## EXERCISE
From the listing below, extract each entry exactly as written, minus the images.

Extracted records

## START

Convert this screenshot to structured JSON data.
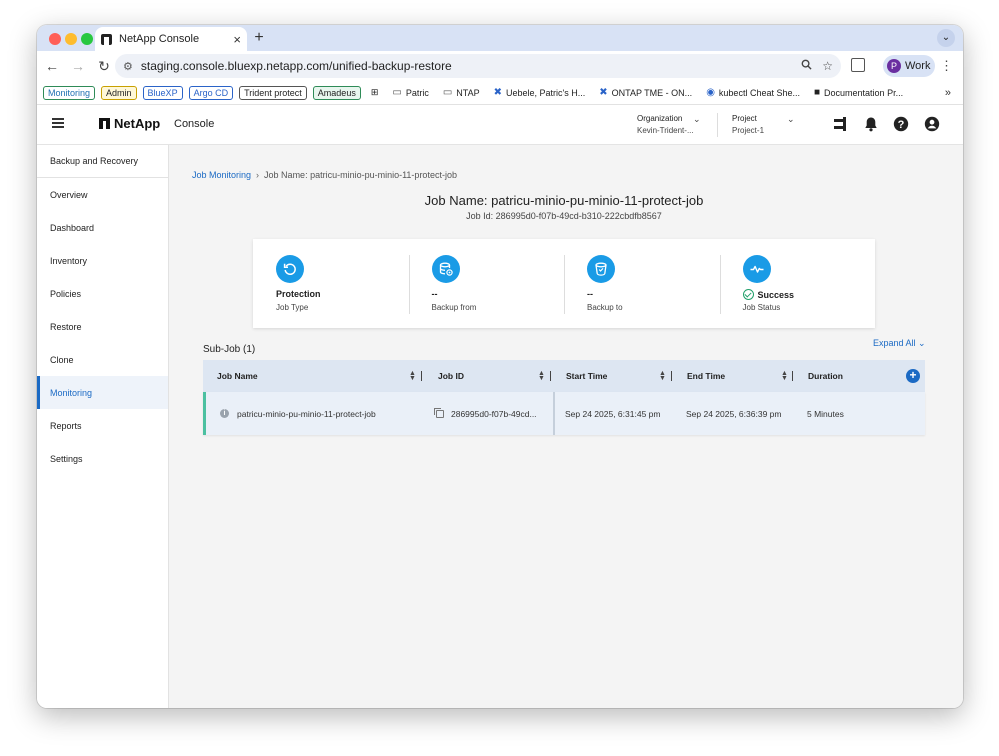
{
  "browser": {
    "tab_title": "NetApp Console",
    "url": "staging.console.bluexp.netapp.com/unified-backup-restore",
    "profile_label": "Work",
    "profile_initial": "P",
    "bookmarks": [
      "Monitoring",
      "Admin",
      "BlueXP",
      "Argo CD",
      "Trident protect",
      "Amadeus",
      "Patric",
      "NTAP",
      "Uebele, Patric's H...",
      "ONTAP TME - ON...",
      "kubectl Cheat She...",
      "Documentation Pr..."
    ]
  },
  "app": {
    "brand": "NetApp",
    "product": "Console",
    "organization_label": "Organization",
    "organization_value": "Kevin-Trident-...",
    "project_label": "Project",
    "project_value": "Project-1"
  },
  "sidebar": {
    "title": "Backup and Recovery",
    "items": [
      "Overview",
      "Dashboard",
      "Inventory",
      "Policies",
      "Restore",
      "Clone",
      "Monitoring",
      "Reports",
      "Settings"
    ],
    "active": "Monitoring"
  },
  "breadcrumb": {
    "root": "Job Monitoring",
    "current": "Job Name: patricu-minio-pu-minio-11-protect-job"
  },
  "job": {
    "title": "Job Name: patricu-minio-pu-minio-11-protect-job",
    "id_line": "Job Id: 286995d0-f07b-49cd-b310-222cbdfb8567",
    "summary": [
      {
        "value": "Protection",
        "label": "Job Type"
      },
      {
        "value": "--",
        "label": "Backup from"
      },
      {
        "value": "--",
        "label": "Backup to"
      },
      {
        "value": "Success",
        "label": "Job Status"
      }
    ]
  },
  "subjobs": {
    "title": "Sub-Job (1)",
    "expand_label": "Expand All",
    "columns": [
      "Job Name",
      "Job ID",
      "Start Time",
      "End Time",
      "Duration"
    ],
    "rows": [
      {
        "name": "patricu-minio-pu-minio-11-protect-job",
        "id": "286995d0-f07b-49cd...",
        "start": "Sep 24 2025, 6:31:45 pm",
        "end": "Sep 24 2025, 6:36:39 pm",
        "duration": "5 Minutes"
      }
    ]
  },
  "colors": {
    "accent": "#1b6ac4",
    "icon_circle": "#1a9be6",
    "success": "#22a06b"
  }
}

## END

## COMPLETE ANSWER
Convert this screenshot to structured JSON data.
{
  "browser": {
    "tab_title": "NetApp Console",
    "url": "staging.console.bluexp.netapp.com/unified-backup-restore",
    "profile_label": "Work",
    "profile_initial": "P",
    "bookmarks": [
      "Monitoring",
      "Admin",
      "BlueXP",
      "Argo CD",
      "Trident protect",
      "Amadeus",
      "Patric",
      "NTAP",
      "Uebele, Patric's H...",
      "ONTAP TME - ON...",
      "kubectl Cheat She...",
      "Documentation Pr..."
    ]
  },
  "app": {
    "brand": "NetApp",
    "product": "Console",
    "organization_label": "Organization",
    "organization_value": "Kevin-Trident-...",
    "project_label": "Project",
    "project_value": "Project-1"
  },
  "sidebar": {
    "title": "Backup and Recovery",
    "items": [
      "Overview",
      "Dashboard",
      "Inventory",
      "Policies",
      "Restore",
      "Clone",
      "Monitoring",
      "Reports",
      "Settings"
    ],
    "active": "Monitoring"
  },
  "breadcrumb": {
    "root": "Job Monitoring",
    "current": "Job Name: patricu-minio-pu-minio-11-protect-job"
  },
  "job": {
    "title": "Job Name: patricu-minio-pu-minio-11-protect-job",
    "id_line": "Job Id: 286995d0-f07b-49cd-b310-222cbdfb8567",
    "summary": [
      {
        "value": "Protection",
        "label": "Job Type"
      },
      {
        "value": "--",
        "label": "Backup from"
      },
      {
        "value": "--",
        "label": "Backup to"
      },
      {
        "value": "Success",
        "label": "Job Status"
      }
    ]
  },
  "subjobs": {
    "title": "Sub-Job (1)",
    "expand_label": "Expand All",
    "columns": [
      "Job Name",
      "Job ID",
      "Start Time",
      "End Time",
      "Duration"
    ],
    "rows": [
      {
        "name": "patricu-minio-pu-minio-11-protect-job",
        "id": "286995d0-f07b-49cd...",
        "start": "Sep 24 2025, 6:31:45 pm",
        "end": "Sep 24 2025, 6:36:39 pm",
        "duration": "5 Minutes"
      }
    ]
  },
  "colors": {
    "accent": "#1b6ac4",
    "icon_circle": "#1a9be6",
    "success": "#22a06b"
  }
}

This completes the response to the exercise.